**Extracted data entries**

--- START ---

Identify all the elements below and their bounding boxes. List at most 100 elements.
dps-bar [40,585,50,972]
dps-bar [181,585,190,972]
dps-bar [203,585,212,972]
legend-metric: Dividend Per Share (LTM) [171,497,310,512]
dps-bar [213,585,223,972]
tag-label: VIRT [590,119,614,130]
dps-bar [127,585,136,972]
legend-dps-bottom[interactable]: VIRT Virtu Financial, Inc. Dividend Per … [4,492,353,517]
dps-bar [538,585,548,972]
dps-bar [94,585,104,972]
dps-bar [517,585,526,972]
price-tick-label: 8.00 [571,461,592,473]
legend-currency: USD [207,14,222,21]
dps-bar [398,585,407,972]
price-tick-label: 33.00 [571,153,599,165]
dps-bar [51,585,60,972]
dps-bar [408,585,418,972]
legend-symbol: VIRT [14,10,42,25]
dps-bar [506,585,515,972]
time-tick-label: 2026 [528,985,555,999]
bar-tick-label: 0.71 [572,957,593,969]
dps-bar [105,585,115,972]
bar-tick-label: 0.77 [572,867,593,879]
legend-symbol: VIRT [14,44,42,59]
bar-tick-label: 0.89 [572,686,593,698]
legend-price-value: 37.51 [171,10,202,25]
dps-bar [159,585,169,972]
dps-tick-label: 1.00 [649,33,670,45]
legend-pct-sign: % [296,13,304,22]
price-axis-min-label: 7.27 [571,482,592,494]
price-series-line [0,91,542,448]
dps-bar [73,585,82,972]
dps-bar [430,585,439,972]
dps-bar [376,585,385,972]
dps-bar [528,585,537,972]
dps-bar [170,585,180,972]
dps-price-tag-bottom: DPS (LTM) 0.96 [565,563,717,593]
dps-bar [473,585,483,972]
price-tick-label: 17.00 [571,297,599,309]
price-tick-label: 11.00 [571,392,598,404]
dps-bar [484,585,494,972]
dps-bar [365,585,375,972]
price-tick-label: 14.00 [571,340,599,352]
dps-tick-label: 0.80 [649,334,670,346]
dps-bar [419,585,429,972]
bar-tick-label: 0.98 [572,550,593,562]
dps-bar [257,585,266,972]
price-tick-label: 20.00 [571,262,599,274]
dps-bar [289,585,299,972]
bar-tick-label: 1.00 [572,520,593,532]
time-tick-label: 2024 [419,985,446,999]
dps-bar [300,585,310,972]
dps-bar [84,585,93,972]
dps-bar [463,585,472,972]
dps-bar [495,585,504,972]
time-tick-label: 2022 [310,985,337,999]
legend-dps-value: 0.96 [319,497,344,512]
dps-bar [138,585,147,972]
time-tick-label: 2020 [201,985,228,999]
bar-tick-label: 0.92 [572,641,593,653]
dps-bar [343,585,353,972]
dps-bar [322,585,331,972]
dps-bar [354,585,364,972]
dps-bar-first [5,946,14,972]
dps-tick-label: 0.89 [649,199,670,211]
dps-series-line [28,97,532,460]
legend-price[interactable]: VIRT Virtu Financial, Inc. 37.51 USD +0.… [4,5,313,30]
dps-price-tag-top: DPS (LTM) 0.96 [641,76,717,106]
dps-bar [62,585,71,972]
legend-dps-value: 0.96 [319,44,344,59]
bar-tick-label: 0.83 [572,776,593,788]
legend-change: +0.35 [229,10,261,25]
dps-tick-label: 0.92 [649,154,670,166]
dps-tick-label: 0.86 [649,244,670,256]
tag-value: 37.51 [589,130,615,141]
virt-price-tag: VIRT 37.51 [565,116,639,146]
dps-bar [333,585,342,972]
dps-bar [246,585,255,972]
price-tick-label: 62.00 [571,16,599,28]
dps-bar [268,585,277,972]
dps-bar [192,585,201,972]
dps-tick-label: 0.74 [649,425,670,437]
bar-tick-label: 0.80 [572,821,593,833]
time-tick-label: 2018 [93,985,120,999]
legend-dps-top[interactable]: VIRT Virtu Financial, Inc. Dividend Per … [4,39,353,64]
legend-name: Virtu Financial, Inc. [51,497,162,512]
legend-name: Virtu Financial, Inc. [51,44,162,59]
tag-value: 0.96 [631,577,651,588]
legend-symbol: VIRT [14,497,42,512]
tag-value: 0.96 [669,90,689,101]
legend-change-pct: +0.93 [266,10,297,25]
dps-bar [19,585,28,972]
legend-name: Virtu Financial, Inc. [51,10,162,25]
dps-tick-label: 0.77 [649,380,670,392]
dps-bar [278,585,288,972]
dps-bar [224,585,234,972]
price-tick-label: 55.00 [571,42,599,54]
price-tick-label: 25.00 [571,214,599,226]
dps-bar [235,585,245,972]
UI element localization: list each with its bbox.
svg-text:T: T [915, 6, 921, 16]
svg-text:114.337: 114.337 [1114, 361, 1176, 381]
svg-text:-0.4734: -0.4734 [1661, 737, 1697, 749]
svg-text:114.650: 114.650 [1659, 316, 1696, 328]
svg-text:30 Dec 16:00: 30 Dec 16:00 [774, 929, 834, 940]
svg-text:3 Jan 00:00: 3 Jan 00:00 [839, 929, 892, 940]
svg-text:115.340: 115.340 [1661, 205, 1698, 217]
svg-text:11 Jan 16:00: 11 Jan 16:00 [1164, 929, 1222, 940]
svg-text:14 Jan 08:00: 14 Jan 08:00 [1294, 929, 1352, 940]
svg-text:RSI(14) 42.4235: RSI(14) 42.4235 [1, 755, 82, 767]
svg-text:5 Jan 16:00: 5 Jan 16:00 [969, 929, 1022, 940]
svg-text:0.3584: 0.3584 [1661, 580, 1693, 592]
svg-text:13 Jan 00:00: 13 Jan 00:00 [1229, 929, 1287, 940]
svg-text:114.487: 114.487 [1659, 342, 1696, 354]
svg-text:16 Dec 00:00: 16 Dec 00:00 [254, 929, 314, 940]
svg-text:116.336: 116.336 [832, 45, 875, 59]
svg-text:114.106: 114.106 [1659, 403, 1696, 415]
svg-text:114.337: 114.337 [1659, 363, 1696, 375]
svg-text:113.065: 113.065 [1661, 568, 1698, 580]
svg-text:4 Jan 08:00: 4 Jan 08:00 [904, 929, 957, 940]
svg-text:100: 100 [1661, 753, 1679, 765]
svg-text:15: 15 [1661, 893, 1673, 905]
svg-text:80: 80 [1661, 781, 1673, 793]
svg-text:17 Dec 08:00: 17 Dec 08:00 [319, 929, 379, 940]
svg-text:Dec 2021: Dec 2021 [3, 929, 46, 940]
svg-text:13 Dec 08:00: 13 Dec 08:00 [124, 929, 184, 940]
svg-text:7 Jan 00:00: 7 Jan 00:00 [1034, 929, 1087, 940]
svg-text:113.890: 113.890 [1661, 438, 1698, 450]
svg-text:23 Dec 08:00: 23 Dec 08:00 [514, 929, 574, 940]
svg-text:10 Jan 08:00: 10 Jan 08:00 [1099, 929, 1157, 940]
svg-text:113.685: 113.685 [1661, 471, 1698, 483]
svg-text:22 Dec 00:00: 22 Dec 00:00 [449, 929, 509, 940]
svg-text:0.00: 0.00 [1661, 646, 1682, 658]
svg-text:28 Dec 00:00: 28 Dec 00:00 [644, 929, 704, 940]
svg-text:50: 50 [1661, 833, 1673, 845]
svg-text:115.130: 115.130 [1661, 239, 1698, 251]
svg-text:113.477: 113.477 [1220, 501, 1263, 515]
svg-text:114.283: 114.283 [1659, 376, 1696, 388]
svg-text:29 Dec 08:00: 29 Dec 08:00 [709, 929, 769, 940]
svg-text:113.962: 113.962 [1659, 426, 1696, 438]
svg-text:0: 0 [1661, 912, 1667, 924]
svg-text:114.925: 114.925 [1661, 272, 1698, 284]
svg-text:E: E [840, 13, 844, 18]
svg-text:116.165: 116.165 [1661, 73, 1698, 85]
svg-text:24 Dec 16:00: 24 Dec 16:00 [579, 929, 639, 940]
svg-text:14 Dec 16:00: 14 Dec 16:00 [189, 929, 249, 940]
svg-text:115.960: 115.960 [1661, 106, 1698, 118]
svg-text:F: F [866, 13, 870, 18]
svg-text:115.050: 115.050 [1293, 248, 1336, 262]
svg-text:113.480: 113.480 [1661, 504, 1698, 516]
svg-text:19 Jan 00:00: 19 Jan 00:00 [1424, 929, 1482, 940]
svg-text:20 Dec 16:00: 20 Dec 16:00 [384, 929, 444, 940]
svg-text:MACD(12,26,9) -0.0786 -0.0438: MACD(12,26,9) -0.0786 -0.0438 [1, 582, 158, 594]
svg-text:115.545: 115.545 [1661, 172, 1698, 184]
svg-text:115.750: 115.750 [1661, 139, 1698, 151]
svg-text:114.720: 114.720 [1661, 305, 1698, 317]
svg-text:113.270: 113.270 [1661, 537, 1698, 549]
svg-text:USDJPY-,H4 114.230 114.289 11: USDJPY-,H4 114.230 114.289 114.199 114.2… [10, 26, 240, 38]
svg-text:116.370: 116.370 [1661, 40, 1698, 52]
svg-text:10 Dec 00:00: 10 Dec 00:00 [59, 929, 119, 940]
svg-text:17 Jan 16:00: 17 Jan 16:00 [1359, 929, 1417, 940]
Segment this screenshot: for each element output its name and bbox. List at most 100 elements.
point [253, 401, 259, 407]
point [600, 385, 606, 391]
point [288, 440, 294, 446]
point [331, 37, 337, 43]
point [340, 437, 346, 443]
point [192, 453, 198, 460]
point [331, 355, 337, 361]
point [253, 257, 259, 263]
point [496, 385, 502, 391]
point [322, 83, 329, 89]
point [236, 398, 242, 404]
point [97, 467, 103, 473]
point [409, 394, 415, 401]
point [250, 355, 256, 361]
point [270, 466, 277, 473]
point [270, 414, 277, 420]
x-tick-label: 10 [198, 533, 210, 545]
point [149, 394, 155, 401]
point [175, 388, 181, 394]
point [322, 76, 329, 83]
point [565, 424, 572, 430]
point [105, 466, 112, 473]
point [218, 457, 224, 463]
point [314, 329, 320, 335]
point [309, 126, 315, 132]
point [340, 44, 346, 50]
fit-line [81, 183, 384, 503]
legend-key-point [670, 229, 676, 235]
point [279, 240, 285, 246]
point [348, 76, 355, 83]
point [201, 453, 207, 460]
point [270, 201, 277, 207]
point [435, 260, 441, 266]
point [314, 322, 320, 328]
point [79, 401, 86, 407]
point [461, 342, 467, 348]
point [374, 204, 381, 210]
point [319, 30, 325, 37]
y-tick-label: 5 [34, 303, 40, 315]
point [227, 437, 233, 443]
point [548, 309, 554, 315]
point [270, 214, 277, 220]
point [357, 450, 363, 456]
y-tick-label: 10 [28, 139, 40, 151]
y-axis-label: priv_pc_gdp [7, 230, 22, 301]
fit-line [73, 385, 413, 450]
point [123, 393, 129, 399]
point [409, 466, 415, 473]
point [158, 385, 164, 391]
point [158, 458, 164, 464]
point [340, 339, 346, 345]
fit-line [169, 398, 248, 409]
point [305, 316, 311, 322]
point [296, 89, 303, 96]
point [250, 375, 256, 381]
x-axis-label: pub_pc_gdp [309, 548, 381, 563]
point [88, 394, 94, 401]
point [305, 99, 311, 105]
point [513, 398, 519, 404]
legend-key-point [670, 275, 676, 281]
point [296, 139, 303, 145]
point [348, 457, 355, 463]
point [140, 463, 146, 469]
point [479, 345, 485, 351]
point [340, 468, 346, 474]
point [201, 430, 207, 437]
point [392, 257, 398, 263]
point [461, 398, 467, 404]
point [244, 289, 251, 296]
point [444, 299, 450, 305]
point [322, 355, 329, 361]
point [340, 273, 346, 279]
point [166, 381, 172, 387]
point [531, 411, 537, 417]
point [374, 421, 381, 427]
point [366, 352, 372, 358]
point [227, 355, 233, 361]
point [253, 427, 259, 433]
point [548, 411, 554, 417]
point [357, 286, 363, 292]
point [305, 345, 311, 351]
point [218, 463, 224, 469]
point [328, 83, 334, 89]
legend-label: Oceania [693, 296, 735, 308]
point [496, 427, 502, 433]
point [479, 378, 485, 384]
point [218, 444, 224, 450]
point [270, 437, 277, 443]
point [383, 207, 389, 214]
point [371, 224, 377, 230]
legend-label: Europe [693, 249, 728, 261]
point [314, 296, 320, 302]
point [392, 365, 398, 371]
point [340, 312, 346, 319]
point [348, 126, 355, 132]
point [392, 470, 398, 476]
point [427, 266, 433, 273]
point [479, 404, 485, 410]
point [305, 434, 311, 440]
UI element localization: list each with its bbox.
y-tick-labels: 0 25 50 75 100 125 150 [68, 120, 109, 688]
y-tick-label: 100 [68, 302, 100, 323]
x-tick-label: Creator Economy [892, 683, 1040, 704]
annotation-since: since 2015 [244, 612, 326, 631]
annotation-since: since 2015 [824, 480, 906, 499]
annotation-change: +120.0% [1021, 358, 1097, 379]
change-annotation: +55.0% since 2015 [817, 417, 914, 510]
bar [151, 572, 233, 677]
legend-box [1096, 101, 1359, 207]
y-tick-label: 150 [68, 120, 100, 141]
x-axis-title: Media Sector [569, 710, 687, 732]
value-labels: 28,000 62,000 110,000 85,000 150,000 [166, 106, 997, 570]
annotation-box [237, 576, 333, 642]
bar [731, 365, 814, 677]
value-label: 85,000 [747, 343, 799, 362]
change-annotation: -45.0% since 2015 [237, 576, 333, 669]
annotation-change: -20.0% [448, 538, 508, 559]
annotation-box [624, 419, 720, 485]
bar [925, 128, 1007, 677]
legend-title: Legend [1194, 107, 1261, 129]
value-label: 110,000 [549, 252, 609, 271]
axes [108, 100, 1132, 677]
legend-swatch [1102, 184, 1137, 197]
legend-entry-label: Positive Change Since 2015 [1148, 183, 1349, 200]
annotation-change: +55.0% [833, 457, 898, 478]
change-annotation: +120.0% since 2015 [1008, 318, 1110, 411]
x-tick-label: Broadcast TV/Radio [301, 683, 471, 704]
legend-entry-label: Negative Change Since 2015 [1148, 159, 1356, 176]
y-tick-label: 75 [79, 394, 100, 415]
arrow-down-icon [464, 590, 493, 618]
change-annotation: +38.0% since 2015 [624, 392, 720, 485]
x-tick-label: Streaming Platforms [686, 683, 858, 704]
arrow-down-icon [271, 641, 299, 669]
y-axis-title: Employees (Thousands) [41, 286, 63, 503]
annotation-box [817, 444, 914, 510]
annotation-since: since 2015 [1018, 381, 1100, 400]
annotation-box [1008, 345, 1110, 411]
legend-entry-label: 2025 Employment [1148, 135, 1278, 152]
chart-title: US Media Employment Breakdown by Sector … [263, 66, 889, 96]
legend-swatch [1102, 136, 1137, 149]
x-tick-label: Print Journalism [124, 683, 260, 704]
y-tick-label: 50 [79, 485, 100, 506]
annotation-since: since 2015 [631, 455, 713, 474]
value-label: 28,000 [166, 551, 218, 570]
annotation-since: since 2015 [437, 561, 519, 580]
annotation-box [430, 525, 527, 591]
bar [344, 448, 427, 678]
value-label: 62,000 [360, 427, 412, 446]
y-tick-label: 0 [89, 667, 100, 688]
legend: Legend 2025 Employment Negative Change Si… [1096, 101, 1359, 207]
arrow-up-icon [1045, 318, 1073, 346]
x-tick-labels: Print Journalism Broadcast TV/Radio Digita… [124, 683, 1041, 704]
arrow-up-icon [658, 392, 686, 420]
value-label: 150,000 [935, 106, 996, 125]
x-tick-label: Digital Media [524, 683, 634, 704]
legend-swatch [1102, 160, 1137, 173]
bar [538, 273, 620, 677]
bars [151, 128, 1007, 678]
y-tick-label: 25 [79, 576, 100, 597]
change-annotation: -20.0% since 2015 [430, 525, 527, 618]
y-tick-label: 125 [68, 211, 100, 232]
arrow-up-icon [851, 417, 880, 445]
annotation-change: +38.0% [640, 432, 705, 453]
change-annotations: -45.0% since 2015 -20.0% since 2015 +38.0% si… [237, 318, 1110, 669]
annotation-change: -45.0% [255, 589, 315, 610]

--- END ---

**TASK GOAL**
Can you put the lines of the material, starting at the first line and ending at the line that contains "dps-bar [127,585,136,972]", into a Markdown table with the columns "No." and "Line", skipping any blank lines?

**CORRECT RESPONSE**
| No. | Line |
|---|---|
| 1 | Identify all the elements below and their bounding boxes. List at most 100 elements. |
| 2 | dps-bar [40,585,50,972] |
| 3 | dps-bar [181,585,190,972] |
| 4 | dps-bar [203,585,212,972] |
| 5 | legend-metric: Dividend Per Share (LTM) [171,497,310,512] |
| 6 | dps-bar [213,585,223,972] |
| 7 | tag-label: VIRT [590,119,614,130] |
| 8 | dps-bar [127,585,136,972] |